TO BE DONE:
Extract every line from the entries below that contains the string "EXPLORE", treating uppercase and lowercase as different.
** Begin LISTING **
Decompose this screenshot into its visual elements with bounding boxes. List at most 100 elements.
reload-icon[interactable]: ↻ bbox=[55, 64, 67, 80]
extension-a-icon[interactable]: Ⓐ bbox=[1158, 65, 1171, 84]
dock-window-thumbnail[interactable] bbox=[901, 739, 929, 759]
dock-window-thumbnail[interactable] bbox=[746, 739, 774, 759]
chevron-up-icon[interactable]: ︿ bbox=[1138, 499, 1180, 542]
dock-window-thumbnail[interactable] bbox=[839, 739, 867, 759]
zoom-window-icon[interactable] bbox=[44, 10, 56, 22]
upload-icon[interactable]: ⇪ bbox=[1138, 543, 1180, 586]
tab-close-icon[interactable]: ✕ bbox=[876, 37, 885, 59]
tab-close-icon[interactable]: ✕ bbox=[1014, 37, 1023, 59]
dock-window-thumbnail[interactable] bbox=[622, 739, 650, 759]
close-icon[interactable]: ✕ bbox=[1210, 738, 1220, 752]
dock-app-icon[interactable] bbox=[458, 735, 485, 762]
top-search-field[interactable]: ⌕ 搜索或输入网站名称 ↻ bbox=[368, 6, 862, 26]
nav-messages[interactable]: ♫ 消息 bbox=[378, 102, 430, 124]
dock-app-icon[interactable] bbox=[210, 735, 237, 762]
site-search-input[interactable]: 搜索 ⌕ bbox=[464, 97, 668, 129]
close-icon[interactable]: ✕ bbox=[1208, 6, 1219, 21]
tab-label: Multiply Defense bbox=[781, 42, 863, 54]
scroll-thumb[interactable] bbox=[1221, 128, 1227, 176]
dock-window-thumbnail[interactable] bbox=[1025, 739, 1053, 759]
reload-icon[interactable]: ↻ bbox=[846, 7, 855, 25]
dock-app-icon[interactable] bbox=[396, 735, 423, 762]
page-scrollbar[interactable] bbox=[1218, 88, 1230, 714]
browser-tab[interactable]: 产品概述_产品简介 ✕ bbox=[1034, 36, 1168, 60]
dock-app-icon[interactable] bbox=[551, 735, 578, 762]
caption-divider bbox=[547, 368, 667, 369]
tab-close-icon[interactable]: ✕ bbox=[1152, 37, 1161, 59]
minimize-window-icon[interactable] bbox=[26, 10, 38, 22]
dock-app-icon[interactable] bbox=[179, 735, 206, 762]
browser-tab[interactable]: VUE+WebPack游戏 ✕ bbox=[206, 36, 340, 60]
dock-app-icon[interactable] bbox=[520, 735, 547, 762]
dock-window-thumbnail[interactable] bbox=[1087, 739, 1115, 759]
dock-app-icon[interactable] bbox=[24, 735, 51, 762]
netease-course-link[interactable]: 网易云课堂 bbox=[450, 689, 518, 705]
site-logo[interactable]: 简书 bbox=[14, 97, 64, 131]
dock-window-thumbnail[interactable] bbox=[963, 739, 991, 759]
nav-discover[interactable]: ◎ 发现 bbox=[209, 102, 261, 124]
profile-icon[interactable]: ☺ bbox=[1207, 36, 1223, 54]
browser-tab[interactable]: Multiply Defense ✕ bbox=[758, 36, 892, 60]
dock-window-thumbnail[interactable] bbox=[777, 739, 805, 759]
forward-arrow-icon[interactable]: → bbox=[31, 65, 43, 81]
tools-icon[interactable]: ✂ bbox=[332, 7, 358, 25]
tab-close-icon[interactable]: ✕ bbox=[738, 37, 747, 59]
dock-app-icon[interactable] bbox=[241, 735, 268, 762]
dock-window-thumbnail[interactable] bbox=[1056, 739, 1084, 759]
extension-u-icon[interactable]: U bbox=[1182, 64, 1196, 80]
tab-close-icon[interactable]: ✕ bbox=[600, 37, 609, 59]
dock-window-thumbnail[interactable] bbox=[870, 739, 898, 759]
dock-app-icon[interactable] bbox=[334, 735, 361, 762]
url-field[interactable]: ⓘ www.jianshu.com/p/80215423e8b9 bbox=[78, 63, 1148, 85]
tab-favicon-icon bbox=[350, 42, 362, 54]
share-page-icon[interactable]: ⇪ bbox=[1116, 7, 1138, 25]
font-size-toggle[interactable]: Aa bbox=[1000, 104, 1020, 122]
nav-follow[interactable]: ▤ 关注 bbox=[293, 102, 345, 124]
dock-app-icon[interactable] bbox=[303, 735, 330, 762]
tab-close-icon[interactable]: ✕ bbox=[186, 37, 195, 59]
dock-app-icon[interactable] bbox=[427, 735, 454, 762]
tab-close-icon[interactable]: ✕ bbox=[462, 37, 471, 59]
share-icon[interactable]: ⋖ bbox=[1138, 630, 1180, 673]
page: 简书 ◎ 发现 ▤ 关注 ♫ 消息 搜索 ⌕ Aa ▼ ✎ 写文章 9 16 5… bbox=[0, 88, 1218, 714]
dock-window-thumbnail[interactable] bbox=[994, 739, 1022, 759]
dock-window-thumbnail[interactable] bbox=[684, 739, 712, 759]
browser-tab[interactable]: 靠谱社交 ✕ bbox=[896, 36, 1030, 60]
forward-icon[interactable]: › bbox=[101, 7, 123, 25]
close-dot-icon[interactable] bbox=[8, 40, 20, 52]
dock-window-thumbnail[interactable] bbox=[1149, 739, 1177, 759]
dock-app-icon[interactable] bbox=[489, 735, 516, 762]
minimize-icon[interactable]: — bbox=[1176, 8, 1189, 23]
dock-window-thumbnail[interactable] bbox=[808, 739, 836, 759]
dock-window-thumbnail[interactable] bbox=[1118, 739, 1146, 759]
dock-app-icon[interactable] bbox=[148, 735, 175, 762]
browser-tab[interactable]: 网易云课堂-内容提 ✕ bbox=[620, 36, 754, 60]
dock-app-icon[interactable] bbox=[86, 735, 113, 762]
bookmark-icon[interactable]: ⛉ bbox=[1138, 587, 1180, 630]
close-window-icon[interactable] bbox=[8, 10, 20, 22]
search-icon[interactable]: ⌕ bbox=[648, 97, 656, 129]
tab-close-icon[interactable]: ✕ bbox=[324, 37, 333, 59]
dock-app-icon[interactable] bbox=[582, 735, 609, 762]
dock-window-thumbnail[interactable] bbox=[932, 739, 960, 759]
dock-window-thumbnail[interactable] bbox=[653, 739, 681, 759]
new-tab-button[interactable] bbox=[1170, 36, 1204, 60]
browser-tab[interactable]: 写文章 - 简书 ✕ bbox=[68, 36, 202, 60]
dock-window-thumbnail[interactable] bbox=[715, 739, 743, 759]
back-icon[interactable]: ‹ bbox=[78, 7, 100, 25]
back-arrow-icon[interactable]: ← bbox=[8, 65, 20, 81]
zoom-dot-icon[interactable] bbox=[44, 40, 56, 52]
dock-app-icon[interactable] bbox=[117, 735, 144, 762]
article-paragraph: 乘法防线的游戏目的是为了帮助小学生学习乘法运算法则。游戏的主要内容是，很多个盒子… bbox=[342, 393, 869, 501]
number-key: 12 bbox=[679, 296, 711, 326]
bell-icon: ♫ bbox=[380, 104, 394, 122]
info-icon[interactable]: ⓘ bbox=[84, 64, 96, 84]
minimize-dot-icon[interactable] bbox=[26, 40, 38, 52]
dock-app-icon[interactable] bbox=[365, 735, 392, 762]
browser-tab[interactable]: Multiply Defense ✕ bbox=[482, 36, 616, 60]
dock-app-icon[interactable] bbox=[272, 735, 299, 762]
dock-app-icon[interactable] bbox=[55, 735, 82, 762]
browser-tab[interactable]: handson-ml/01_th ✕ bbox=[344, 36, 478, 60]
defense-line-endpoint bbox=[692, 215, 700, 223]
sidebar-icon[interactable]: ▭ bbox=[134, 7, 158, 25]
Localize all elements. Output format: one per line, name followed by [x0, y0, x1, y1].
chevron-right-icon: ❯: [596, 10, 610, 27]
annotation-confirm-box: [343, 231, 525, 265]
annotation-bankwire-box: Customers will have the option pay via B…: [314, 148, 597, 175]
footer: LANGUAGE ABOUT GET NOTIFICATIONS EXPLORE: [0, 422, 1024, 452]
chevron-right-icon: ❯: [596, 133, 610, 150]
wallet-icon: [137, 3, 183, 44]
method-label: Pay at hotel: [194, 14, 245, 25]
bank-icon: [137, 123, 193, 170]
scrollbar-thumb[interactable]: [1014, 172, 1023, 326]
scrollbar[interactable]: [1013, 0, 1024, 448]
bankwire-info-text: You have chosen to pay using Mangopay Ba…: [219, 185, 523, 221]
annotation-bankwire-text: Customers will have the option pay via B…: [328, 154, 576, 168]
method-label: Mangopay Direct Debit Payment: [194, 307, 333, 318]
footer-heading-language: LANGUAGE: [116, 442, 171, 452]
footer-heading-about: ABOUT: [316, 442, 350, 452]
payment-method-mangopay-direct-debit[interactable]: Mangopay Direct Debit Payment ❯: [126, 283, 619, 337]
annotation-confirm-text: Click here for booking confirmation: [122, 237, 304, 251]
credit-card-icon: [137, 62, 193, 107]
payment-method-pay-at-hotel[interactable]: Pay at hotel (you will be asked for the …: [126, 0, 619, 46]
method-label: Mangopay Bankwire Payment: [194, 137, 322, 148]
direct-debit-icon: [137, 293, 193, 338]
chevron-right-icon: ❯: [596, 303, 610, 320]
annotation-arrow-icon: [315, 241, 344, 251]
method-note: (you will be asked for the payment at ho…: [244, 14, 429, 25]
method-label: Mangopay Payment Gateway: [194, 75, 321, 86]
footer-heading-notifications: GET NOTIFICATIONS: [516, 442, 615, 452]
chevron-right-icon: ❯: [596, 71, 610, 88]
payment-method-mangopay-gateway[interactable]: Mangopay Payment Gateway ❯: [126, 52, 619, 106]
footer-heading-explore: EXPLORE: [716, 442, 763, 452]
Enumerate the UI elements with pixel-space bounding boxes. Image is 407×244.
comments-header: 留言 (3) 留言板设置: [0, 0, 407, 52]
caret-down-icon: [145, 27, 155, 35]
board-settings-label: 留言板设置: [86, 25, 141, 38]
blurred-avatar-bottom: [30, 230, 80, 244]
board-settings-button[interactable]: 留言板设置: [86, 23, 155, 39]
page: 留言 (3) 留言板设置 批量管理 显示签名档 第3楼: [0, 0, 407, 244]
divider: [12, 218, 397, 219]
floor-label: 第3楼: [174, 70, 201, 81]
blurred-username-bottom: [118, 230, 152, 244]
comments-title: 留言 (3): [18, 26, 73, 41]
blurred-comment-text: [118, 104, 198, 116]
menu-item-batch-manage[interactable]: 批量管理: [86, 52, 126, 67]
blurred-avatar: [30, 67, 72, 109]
** End LISTING **
EXERCISE RESPONSE:
footer: LANGUAGE ABOUT GET NOTIFICATIONS EXPLORE: [0, 422, 1024, 452]
footer-heading-explore: EXPLORE: [716, 442, 763, 452]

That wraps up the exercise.